▶ [Directions for this task]: Extract every record, exactly as written, and ignore the pictures.

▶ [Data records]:
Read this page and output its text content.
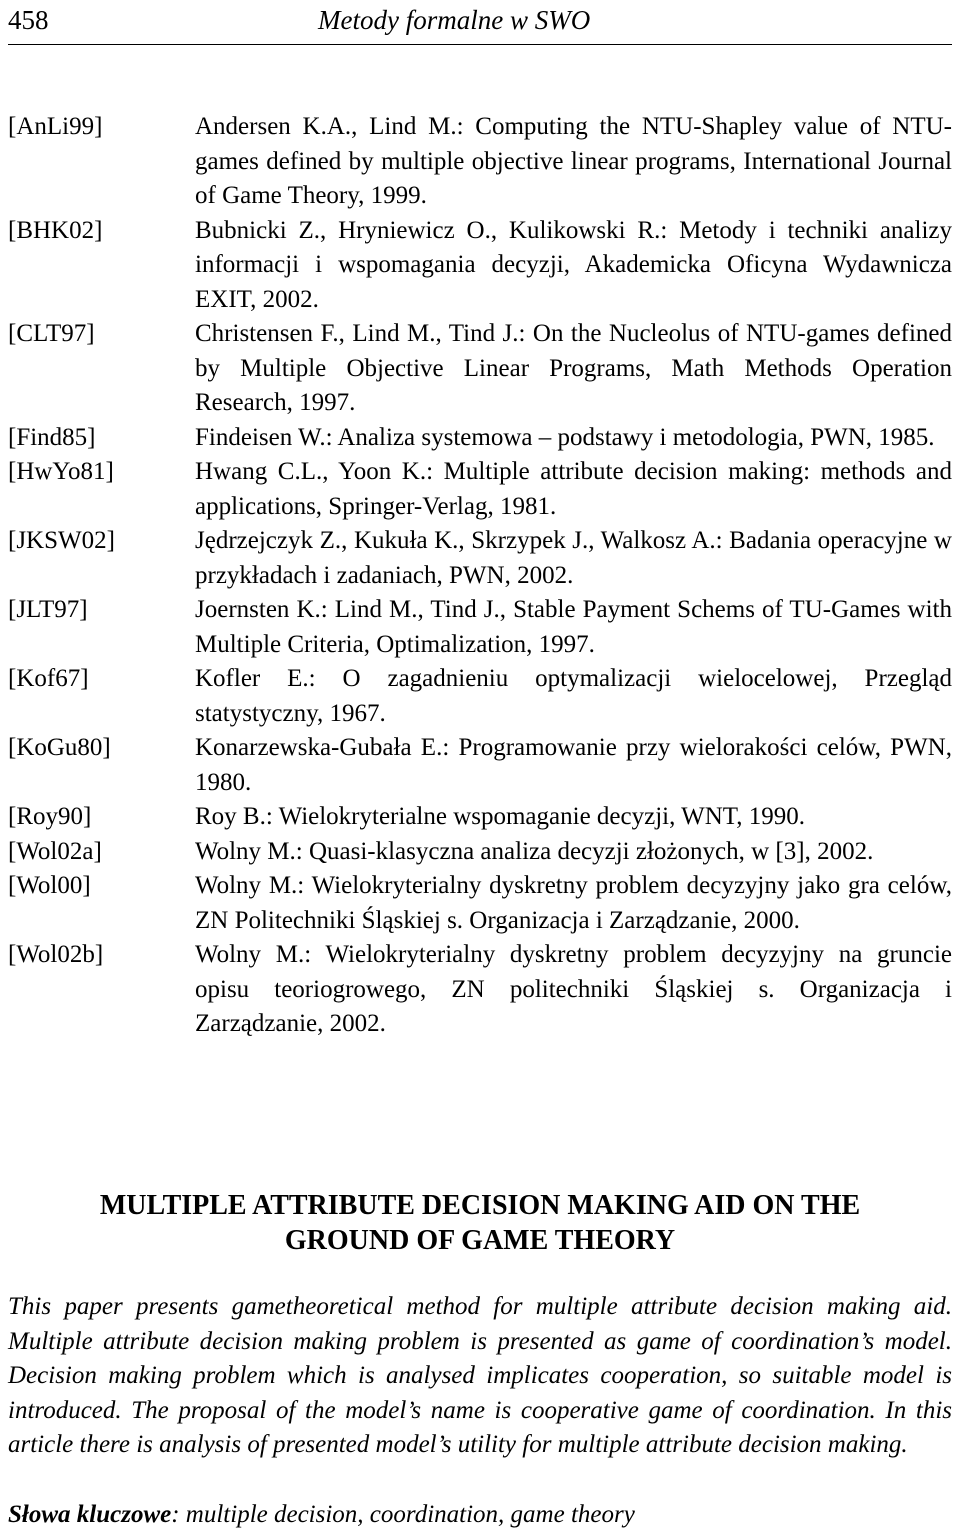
458	Metody formalne w SWO
[AnLi99]	Andersen K.A., Lind M.: Computing the NTU-Shapley value of NTU-games defined by multiple objective linear programs, International Journal of Game Theory, 1999.
[BHK02]	Bubnicki Z., Hryniewicz O., Kulikowski R.: Metody i techniki analizy informacji i wspomagania decyzji, Akademicka Oficyna Wydawnicza EXIT, 2002.
[CLT97]	Christensen F., Lind M., Tind J.: On the Nucleolus of NTU-games defined by Multiple Objective Linear Programs, Math Methods Operation Research, 1997.
[Find85]	Findeisen W.: Analiza systemowa – podstawy i metodologia, PWN, 1985.
[HwYo81]	Hwang C.L., Yoon K.: Multiple attribute decision making: methods and applications, Springer-Verlag, 1981.
[JKSW02]	Jędrzejczyk Z., Kukuła K., Skrzypek J., Walkosz A.: Badania operacyjne w przykładach i zadaniach, PWN, 2002.
[JLT97]	Joernsten K.: Lind M., Tind J., Stable Payment Schems of TU-Games with Multiple Criteria, Optimalization, 1997.
[Kof67]	Kofler E.: O zagadnieniu optymalizacji wielocelowej, Przegląd statystyczny, 1967.
[KoGu80]	Konarzewska-Gubała E.: Programowanie przy wielorakości celów, PWN, 1980.
[Roy90]	Roy B.: Wielokryterialne wspomaganie decyzji, WNT, 1990.
[Wol02a]	Wolny M.: Quasi-klasyczna analiza decyzji złożonych, w [3], 2002.
[Wol00]	Wolny M.: Wielokryterialny dyskretny problem decyzyjny jako gra celów, ZN Politechniki Śląskiej s. Organizacja i Zarządzanie, 2000.
[Wol02b]	Wolny M.: Wielokryterialny dyskretny problem decyzyjny na gruncie opisu teoriogrowego, ZN politechniki Śląskiej s. Organizacja i Zarządzanie, 2002.
MULTIPLE ATTRIBUTE DECISION MAKING AID ON THE
GROUND OF GAME THEORY
This paper presents gametheoretical method for multiple attribute decision making aid. Multiple attribute decision making problem is presented as game of coordination’s model. Decision making problem which is analysed implicates cooperation, so suitable model is introduced. The proposal of the model’s name is cooperative game of coordination. In this article there is analysis of presented model’s utility for multiple attribute decision making.
Słowa kluczowe: multiple decision, coordination, game theory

▶ [Response]:
Read this page and output its text content.
458	Metody formalne w SWO
[AnLi99]	Andersen K.A., Lind M.: Computing the NTU-Shapley value of NTU-games defined by multiple objective linear programs, International Journal of Game Theory, 1999.
[BHK02]	Bubnicki Z., Hryniewicz O., Kulikowski R.: Metody i techniki analizy informacji i wspomagania decyzji, Akademicka Oficyna Wydawnicza EXIT, 2002.
[CLT97]	Christensen F., Lind M., Tind J.: On the Nucleolus of NTU-games defined by Multiple Objective Linear Programs, Math Methods Operation Research, 1997.
[Find85]	Findeisen W.: Analiza systemowa – podstawy i metodologia, PWN, 1985.
[HwYo81]	Hwang C.L., Yoon K.: Multiple attribute decision making: methods and applications, Springer-Verlag, 1981.
[JKSW02]	Jędrzejczyk Z., Kukuła K., Skrzypek J., Walkosz A.: Badania operacyjne w przykładach i zadaniach, PWN, 2002.
[JLT97]	Joernsten K.: Lind M., Tind J., Stable Payment Schems of TU-Games with Multiple Criteria, Optimalization, 1997.
[Kof67]	Kofler E.: O zagadnieniu optymalizacji wielocelowej, Przegląd statystyczny, 1967.
[KoGu80]	Konarzewska-Gubała E.: Programowanie przy wielorakości celów, PWN, 1980.
[Roy90]	Roy B.: Wielokryterialne wspomaganie decyzji, WNT, 1990.
[Wol02a]	Wolny M.: Quasi-klasyczna analiza decyzji złożonych, w [3], 2002.
[Wol00]	Wolny M.: Wielokryterialny dyskretny problem decyzyjny jako gra celów, ZN Politechniki Śląskiej s. Organizacja i Zarządzanie, 2000.
[Wol02b]	Wolny M.: Wielokryterialny dyskretny problem decyzyjny na gruncie opisu teoriogrowego, ZN politechniki Śląskiej s. Organizacja i Zarządzanie, 2002.
MULTIPLE ATTRIBUTE DECISION MAKING AID ON THE
GROUND OF GAME THEORY
This paper presents gametheoretical method for multiple attribute decision making aid. Multiple attribute decision making problem is presented as game of coordination’s model. Decision making problem which is analysed implicates cooperation, so suitable model is introduced. The proposal of the model’s name is cooperative game of coordination. In this article there is analysis of presented model’s utility for multiple attribute decision making.
Słowa kluczowe: multiple decision, coordination, game theory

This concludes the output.